*DATA TO PROCESS:*
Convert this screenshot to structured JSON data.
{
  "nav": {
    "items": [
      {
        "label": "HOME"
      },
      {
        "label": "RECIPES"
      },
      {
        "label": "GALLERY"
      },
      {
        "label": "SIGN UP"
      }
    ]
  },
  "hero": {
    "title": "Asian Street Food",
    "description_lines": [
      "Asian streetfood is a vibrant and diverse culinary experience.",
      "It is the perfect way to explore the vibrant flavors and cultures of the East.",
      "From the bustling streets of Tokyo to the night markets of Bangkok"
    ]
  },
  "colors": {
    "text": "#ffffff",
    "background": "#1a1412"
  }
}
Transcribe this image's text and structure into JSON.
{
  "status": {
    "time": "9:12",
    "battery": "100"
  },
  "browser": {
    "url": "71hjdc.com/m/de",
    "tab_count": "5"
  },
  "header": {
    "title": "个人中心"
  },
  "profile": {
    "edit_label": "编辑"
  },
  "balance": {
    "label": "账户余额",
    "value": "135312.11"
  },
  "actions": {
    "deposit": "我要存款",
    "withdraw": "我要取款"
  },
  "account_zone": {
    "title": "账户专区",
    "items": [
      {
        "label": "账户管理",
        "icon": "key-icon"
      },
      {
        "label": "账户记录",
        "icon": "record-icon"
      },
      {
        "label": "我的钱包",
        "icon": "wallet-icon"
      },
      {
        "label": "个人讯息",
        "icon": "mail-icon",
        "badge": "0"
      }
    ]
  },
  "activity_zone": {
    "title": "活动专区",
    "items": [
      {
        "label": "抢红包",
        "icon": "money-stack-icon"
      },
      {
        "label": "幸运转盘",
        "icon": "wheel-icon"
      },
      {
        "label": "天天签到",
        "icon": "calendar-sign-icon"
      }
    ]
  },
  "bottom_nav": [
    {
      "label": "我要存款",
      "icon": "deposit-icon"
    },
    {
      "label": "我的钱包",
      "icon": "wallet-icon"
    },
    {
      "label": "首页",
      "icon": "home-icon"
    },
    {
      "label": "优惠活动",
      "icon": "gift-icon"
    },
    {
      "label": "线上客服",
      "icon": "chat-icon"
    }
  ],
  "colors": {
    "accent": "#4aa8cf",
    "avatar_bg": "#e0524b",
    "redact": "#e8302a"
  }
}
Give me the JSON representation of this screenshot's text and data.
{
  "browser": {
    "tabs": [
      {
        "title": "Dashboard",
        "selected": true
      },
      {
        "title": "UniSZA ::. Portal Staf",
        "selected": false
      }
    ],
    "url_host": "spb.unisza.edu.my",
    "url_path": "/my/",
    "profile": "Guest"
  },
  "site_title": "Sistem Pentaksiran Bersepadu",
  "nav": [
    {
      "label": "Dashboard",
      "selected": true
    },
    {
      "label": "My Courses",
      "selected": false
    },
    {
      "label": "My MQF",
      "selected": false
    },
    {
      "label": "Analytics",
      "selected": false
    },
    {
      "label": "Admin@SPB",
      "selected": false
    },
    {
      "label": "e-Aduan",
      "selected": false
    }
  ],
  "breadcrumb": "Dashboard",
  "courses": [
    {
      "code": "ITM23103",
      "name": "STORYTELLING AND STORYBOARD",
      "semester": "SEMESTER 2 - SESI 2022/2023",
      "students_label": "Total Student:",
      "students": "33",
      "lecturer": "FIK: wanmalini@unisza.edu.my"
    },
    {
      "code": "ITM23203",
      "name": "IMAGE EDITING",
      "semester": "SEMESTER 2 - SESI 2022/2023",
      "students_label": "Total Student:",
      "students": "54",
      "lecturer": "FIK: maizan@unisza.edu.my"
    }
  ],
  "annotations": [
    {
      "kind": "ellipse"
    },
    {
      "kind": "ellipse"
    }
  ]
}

*TASK REQUIREMENTS:*
Collect the lines that hold "icon".

*FULL SOLUTION:*
        "icon": "key-icon"
        "icon": "record-icon"
        "icon": "wallet-icon"
        "icon": "mail-icon",
        "icon": "money-stack-icon"
        "icon": "wheel-icon"
        "icon": "calendar-sign-icon"
      "icon": "deposit-icon"
      "icon": "wallet-icon"
      "icon": "home-icon"
      "icon": "gift-icon"
      "icon": "chat-icon"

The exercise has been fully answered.